*Given exercise:*
Each entry below should be echoed exactly, with pictures omitted.

*Data provided:*
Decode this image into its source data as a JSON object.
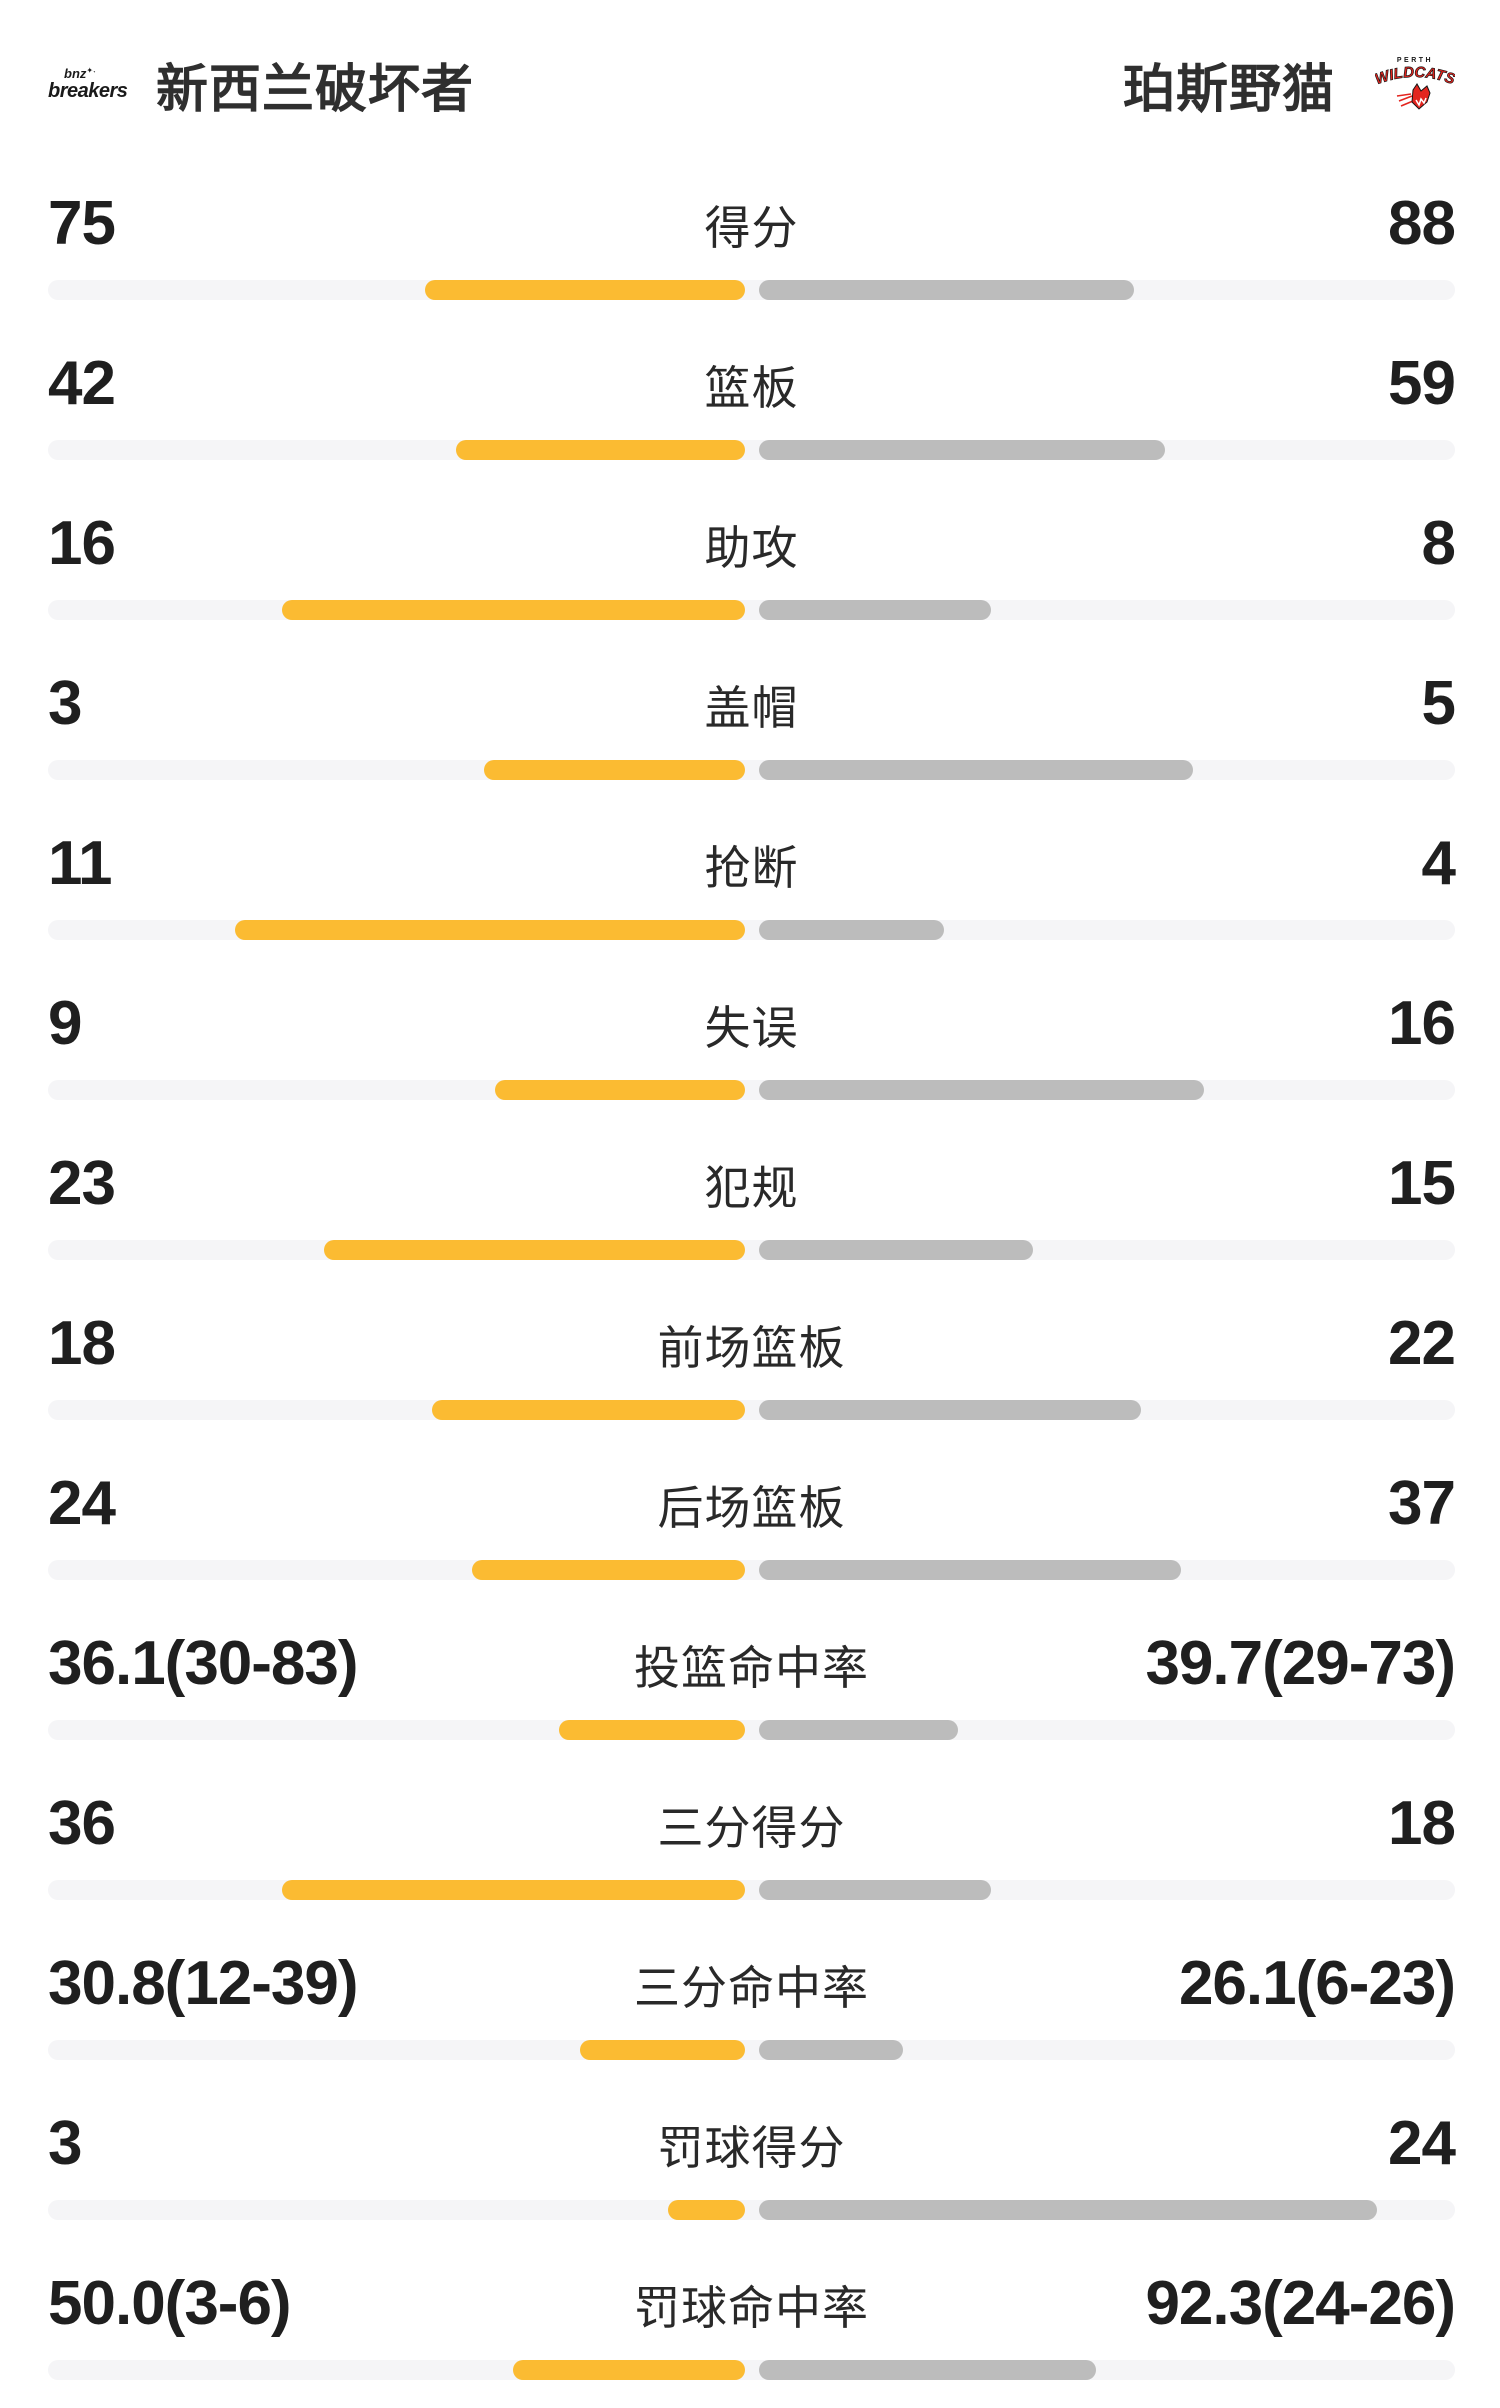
{
  "header": {
    "home_team": {
      "name": "新西兰破坏者",
      "logo_small": "bnz",
      "logo_main": "breakers"
    },
    "away_team": {
      "name": "珀斯野猫",
      "logo_top": "PERTH",
      "logo_main": "WILDCATS"
    }
  },
  "colors": {
    "home_bar": "#FBBB32",
    "away_bar": "#BCBCBC",
    "bar_track": "#F5F5F7",
    "value_text": "#1F1F1F",
    "title_text": "#2F2F2F",
    "wildcats_red": "#E3251F",
    "logo_black": "#1A1A1A"
  },
  "rows": [
    {
      "label": "得分",
      "left": "75",
      "right": "88",
      "left_bar": 320,
      "right_bar": 375
    },
    {
      "label": "篮板",
      "left": "42",
      "right": "59",
      "left_bar": 289,
      "right_bar": 406
    },
    {
      "label": "助攻",
      "left": "16",
      "right": "8",
      "left_bar": 463,
      "right_bar": 232
    },
    {
      "label": "盖帽",
      "left": "3",
      "right": "5",
      "left_bar": 261,
      "right_bar": 434
    },
    {
      "label": "抢断",
      "left": "11",
      "right": "4",
      "left_bar": 510,
      "right_bar": 185
    },
    {
      "label": "失误",
      "left": "9",
      "right": "16",
      "left_bar": 250,
      "right_bar": 445
    },
    {
      "label": "犯规",
      "left": "23",
      "right": "15",
      "left_bar": 421,
      "right_bar": 274
    },
    {
      "label": "前场篮板",
      "left": "18",
      "right": "22",
      "left_bar": 313,
      "right_bar": 382
    },
    {
      "label": "后场篮板",
      "left": "24",
      "right": "37",
      "left_bar": 273,
      "right_bar": 422
    },
    {
      "label": "投篮命中率",
      "left": "36.1(30-83)",
      "right": "39.7(29-73)",
      "left_bar": 186,
      "right_bar": 199
    },
    {
      "label": "三分得分",
      "left": "36",
      "right": "18",
      "left_bar": 463,
      "right_bar": 232
    },
    {
      "label": "三分命中率",
      "left": "30.8(12-39)",
      "right": "26.1(6-23)",
      "left_bar": 165,
      "right_bar": 144
    },
    {
      "label": "罚球得分",
      "left": "3",
      "right": "24",
      "left_bar": 77,
      "right_bar": 618
    },
    {
      "label": "罚球命中率",
      "left": "50.0(3-6)",
      "right": "92.3(24-26)",
      "left_bar": 232,
      "right_bar": 337
    }
  ],
  "chart_data": {
    "type": "bar",
    "orientation": "horizontal-paired",
    "title": "新西兰破坏者 vs 珀斯野猫",
    "categories": [
      "得分",
      "篮板",
      "助攻",
      "盖帽",
      "抢断",
      "失误",
      "犯规",
      "前场篮板",
      "后场篮板",
      "投篮命中率",
      "三分得分",
      "三分命中率",
      "罚球得分",
      "罚球命中率"
    ],
    "series": [
      {
        "name": "新西兰破坏者",
        "color": "#FBBB32",
        "values": [
          75,
          42,
          16,
          3,
          11,
          9,
          23,
          18,
          24,
          36.1,
          36,
          30.8,
          3,
          50.0
        ],
        "display": [
          "75",
          "42",
          "16",
          "3",
          "11",
          "9",
          "23",
          "18",
          "24",
          "36.1(30-83)",
          "36",
          "30.8(12-39)",
          "3",
          "50.0(3-6)"
        ]
      },
      {
        "name": "珀斯野猫",
        "color": "#BCBCBC",
        "values": [
          88,
          59,
          8,
          5,
          4,
          16,
          15,
          22,
          37,
          39.7,
          18,
          26.1,
          24,
          92.3
        ],
        "display": [
          "88",
          "59",
          "8",
          "5",
          "4",
          "16",
          "15",
          "22",
          "37",
          "39.7(29-73)",
          "18",
          "26.1(6-23)",
          "24",
          "92.3(24-26)"
        ]
      }
    ],
    "legend_position": "header",
    "grid": false,
    "bars_anchor": "center-out"
  }
}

*Task answer:*
Decode this image into its source data as a JSON object.
{
  "header": {
    "home_team": {
      "name": "新西兰破坏者",
      "logo_small": "bnz",
      "logo_main": "breakers"
    },
    "away_team": {
      "name": "珀斯野猫",
      "logo_top": "PERTH",
      "logo_main": "WILDCATS"
    }
  },
  "colors": {
    "home_bar": "#FBBB32",
    "away_bar": "#BCBCBC",
    "bar_track": "#F5F5F7",
    "value_text": "#1F1F1F",
    "title_text": "#2F2F2F",
    "wildcats_red": "#E3251F",
    "logo_black": "#1A1A1A"
  },
  "rows": [
    {
      "label": "得分",
      "left": "75",
      "right": "88",
      "left_bar": 320,
      "right_bar": 375
    },
    {
      "label": "篮板",
      "left": "42",
      "right": "59",
      "left_bar": 289,
      "right_bar": 406
    },
    {
      "label": "助攻",
      "left": "16",
      "right": "8",
      "left_bar": 463,
      "right_bar": 232
    },
    {
      "label": "盖帽",
      "left": "3",
      "right": "5",
      "left_bar": 261,
      "right_bar": 434
    },
    {
      "label": "抢断",
      "left": "11",
      "right": "4",
      "left_bar": 510,
      "right_bar": 185
    },
    {
      "label": "失误",
      "left": "9",
      "right": "16",
      "left_bar": 250,
      "right_bar": 445
    },
    {
      "label": "犯规",
      "left": "23",
      "right": "15",
      "left_bar": 421,
      "right_bar": 274
    },
    {
      "label": "前场篮板",
      "left": "18",
      "right": "22",
      "left_bar": 313,
      "right_bar": 382
    },
    {
      "label": "后场篮板",
      "left": "24",
      "right": "37",
      "left_bar": 273,
      "right_bar": 422
    },
    {
      "label": "投篮命中率",
      "left": "36.1(30-83)",
      "right": "39.7(29-73)",
      "left_bar": 186,
      "right_bar": 199
    },
    {
      "label": "三分得分",
      "left": "36",
      "right": "18",
      "left_bar": 463,
      "right_bar": 232
    },
    {
      "label": "三分命中率",
      "left": "30.8(12-39)",
      "right": "26.1(6-23)",
      "left_bar": 165,
      "right_bar": 144
    },
    {
      "label": "罚球得分",
      "left": "3",
      "right": "24",
      "left_bar": 77,
      "right_bar": 618
    },
    {
      "label": "罚球命中率",
      "left": "50.0(3-6)",
      "right": "92.3(24-26)",
      "left_bar": 232,
      "right_bar": 337
    }
  ],
  "chart_data": {
    "type": "bar",
    "orientation": "horizontal-paired",
    "title": "新西兰破坏者 vs 珀斯野猫",
    "categories": [
      "得分",
      "篮板",
      "助攻",
      "盖帽",
      "抢断",
      "失误",
      "犯规",
      "前场篮板",
      "后场篮板",
      "投篮命中率",
      "三分得分",
      "三分命中率",
      "罚球得分",
      "罚球命中率"
    ],
    "series": [
      {
        "name": "新西兰破坏者",
        "color": "#FBBB32",
        "values": [
          75,
          42,
          16,
          3,
          11,
          9,
          23,
          18,
          24,
          36.1,
          36,
          30.8,
          3,
          50.0
        ],
        "display": [
          "75",
          "42",
          "16",
          "3",
          "11",
          "9",
          "23",
          "18",
          "24",
          "36.1(30-83)",
          "36",
          "30.8(12-39)",
          "3",
          "50.0(3-6)"
        ]
      },
      {
        "name": "珀斯野猫",
        "color": "#BCBCBC",
        "values": [
          88,
          59,
          8,
          5,
          4,
          16,
          15,
          22,
          37,
          39.7,
          18,
          26.1,
          24,
          92.3
        ],
        "display": [
          "88",
          "59",
          "8",
          "5",
          "4",
          "16",
          "15",
          "22",
          "37",
          "39.7(29-73)",
          "18",
          "26.1(6-23)",
          "24",
          "92.3(24-26)"
        ]
      }
    ],
    "legend_position": "header",
    "grid": false,
    "bars_anchor": "center-out"
  }
}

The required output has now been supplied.